Request = Retype all of the data exactly as given.

Stored items =
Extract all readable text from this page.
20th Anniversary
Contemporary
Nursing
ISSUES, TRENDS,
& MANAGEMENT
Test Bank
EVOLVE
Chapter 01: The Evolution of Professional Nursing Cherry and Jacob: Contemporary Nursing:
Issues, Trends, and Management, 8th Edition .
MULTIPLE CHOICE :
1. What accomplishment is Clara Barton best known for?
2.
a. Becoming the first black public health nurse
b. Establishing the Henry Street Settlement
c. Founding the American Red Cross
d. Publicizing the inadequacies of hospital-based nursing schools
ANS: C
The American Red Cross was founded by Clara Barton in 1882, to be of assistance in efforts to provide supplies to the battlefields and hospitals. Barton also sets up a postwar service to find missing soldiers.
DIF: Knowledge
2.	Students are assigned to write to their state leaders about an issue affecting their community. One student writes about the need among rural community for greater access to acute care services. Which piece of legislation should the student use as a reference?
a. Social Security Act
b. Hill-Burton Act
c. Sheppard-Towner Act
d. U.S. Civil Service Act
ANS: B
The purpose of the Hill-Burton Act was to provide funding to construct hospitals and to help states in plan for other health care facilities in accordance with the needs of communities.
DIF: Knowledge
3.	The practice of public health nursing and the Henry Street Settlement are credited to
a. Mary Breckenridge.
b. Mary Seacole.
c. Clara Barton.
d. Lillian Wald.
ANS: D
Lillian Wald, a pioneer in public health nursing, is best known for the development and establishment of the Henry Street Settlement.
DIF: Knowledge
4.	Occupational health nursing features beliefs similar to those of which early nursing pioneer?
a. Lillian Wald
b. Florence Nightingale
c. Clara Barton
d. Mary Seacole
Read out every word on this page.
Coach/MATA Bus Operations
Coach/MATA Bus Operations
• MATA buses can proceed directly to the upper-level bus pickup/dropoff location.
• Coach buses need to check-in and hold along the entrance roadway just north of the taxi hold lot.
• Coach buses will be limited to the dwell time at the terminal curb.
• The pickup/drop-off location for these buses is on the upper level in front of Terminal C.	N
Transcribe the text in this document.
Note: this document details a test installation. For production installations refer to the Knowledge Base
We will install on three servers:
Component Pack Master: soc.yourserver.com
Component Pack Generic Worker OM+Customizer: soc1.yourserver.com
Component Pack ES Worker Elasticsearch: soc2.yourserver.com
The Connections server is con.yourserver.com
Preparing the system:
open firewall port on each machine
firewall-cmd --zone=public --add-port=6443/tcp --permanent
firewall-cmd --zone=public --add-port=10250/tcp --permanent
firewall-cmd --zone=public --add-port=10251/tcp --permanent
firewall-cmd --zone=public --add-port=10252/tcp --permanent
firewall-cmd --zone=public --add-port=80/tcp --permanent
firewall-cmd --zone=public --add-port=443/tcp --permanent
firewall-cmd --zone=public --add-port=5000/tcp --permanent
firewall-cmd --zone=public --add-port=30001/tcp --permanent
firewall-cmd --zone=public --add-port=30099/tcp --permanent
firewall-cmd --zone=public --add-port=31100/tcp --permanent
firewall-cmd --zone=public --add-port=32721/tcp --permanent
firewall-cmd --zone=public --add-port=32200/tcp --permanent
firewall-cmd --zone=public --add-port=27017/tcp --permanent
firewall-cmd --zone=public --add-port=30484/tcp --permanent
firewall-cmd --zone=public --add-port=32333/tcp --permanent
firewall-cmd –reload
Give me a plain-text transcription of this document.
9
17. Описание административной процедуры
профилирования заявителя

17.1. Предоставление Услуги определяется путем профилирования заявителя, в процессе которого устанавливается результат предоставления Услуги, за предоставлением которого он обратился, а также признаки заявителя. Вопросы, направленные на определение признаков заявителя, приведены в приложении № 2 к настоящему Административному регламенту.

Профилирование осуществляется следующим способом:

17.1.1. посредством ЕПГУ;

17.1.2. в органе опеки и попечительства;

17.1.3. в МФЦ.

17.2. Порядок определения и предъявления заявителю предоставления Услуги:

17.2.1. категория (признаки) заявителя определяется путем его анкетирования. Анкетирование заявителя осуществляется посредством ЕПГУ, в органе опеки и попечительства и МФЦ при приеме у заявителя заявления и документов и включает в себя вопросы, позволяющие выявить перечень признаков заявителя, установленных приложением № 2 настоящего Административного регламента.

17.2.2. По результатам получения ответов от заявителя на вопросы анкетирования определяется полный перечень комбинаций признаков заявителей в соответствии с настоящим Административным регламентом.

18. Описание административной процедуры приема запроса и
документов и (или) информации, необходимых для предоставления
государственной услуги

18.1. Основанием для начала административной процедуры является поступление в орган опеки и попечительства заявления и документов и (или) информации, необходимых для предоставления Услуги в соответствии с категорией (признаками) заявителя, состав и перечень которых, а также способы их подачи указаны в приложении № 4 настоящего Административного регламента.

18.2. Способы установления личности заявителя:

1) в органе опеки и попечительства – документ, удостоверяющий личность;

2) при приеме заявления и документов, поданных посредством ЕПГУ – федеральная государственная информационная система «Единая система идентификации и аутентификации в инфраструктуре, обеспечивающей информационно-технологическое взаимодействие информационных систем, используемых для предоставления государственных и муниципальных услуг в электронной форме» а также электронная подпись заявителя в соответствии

Solution =
Extract all readable text from this page.
20th Anniversary
Contemporary
Nursing
ISSUES, TRENDS,
& MANAGEMENT
Test Bank
EVOLVE
Chapter 01: The Evolution of Professional Nursing Cherry and Jacob: Contemporary Nursing:
Issues, Trends, and Management, 8th Edition .
MULTIPLE CHOICE :
1. What accomplishment is Clara Barton best known for?
2.
a. Becoming the first black public health nurse
b. Establishing the Henry Street Settlement
c. Founding the American Red Cross
d. Publicizing the inadequacies of hospital-based nursing schools
ANS: C
The American Red Cross was founded by Clara Barton in 1882, to be of assistance in efforts to provide supplies to the battlefields and hospitals. Barton also sets up a postwar service to find missing soldiers.
DIF: Knowledge
2.	Students are assigned to write to their state leaders about an issue affecting their community. One student writes about the need among rural community for greater access to acute care services. Which piece of legislation should the student use as a reference?
a. Social Security Act
b. Hill-Burton Act
c. Sheppard-Towner Act
d. U.S. Civil Service Act
ANS: B
The purpose of the Hill-Burton Act was to provide funding to construct hospitals and to help states in plan for other health care facilities in accordance with the needs of communities.
DIF: Knowledge
3.	The practice of public health nursing and the Henry Street Settlement are credited to
a. Mary Breckenridge.
b. Mary Seacole.
c. Clara Barton.
d. Lillian Wald.
ANS: D
Lillian Wald, a pioneer in public health nursing, is best known for the development and establishment of the Henry Street Settlement.
DIF: Knowledge
4.	Occupational health nursing features beliefs similar to those of which early nursing pioneer?
a. Lillian Wald
b. Florence Nightingale
c. Clara Barton
d. Mary Seacole
Read out every word on this page.
Coach/MATA Bus Operations
Coach/MATA Bus Operations
• MATA buses can proceed directly to the upper-level bus pickup/dropoff location.
• Coach buses need to check-in and hold along the entrance roadway just north of the taxi hold lot.
• Coach buses will be limited to the dwell time at the terminal curb.
• The pickup/drop-off location for these buses is on the upper level in front of Terminal C.	N
Transcribe the text in this document.
Note: this document details a test installation. For production installations refer to the Knowledge Base
We will install on three servers:
Component Pack Master: soc.yourserver.com
Component Pack Generic Worker OM+Customizer: soc1.yourserver.com
Component Pack ES Worker Elasticsearch: soc2.yourserver.com
The Connections server is con.yourserver.com
Preparing the system:
open firewall port on each machine
firewall-cmd --zone=public --add-port=6443/tcp --permanent
firewall-cmd --zone=public --add-port=10250/tcp --permanent
firewall-cmd --zone=public --add-port=10251/tcp --permanent
firewall-cmd --zone=public --add-port=10252/tcp --permanent
firewall-cmd --zone=public --add-port=80/tcp --permanent
firewall-cmd --zone=public --add-port=443/tcp --permanent
firewall-cmd --zone=public --add-port=5000/tcp --permanent
firewall-cmd --zone=public --add-port=30001/tcp --permanent
firewall-cmd --zone=public --add-port=30099/tcp --permanent
firewall-cmd --zone=public --add-port=31100/tcp --permanent
firewall-cmd --zone=public --add-port=32721/tcp --permanent
firewall-cmd --zone=public --add-port=32200/tcp --permanent
firewall-cmd --zone=public --add-port=27017/tcp --permanent
firewall-cmd --zone=public --add-port=30484/tcp --permanent
firewall-cmd --zone=public --add-port=32333/tcp --permanent
firewall-cmd –reload
Give me a plain-text transcription of this document.
9
17. Описание административной процедуры
профилирования заявителя

17.1. Предоставление Услуги определяется путем профилирования заявителя, в процессе которого устанавливается результат предоставления Услуги, за предоставлением которого он обратился, а также признаки заявителя. Вопросы, направленные на определение признаков заявителя, приведены в приложении № 2 к настоящему Административному регламенту.

Профилирование осуществляется следующим способом:

17.1.1. посредством ЕПГУ;

17.1.2. в органе опеки и попечительства;

17.1.3. в МФЦ.

17.2. Порядок определения и предъявления заявителю предоставления Услуги:

17.2.1. категория (признаки) заявителя определяется путем его анкетирования. Анкетирование заявителя осуществляется посредством ЕПГУ, в органе опеки и попечительства и МФЦ при приеме у заявителя заявления и документов и включает в себя вопросы, позволяющие выявить перечень признаков заявителя, установленных приложением № 2 настоящего Административного регламента.

17.2.2. По результатам получения ответов от заявителя на вопросы анкетирования определяется полный перечень комбинаций признаков заявителей в соответствии с настоящим Административным регламентом.

18. Описание административной процедуры приема запроса и
документов и (или) информации, необходимых для предоставления
государственной услуги

18.1. Основанием для начала административной процедуры является поступление в орган опеки и попечительства заявления и документов и (или) информации, необходимых для предоставления Услуги в соответствии с категорией (признаками) заявителя, состав и перечень которых, а также способы их подачи указаны в приложении № 4 настоящего Административного регламента.

18.2. Способы установления личности заявителя:

1) в органе опеки и попечительства – документ, удостоверяющий личность;

2) при приеме заявления и документов, поданных посредством ЕПГУ – федеральная государственная информационная система «Единая система идентификации и аутентификации в инфраструктуре, обеспечивающей информационно-технологическое взаимодействие информационных систем, используемых для предоставления государственных и муниципальных услуг в электронной форме» а также электронная подпись заявителя в соответствии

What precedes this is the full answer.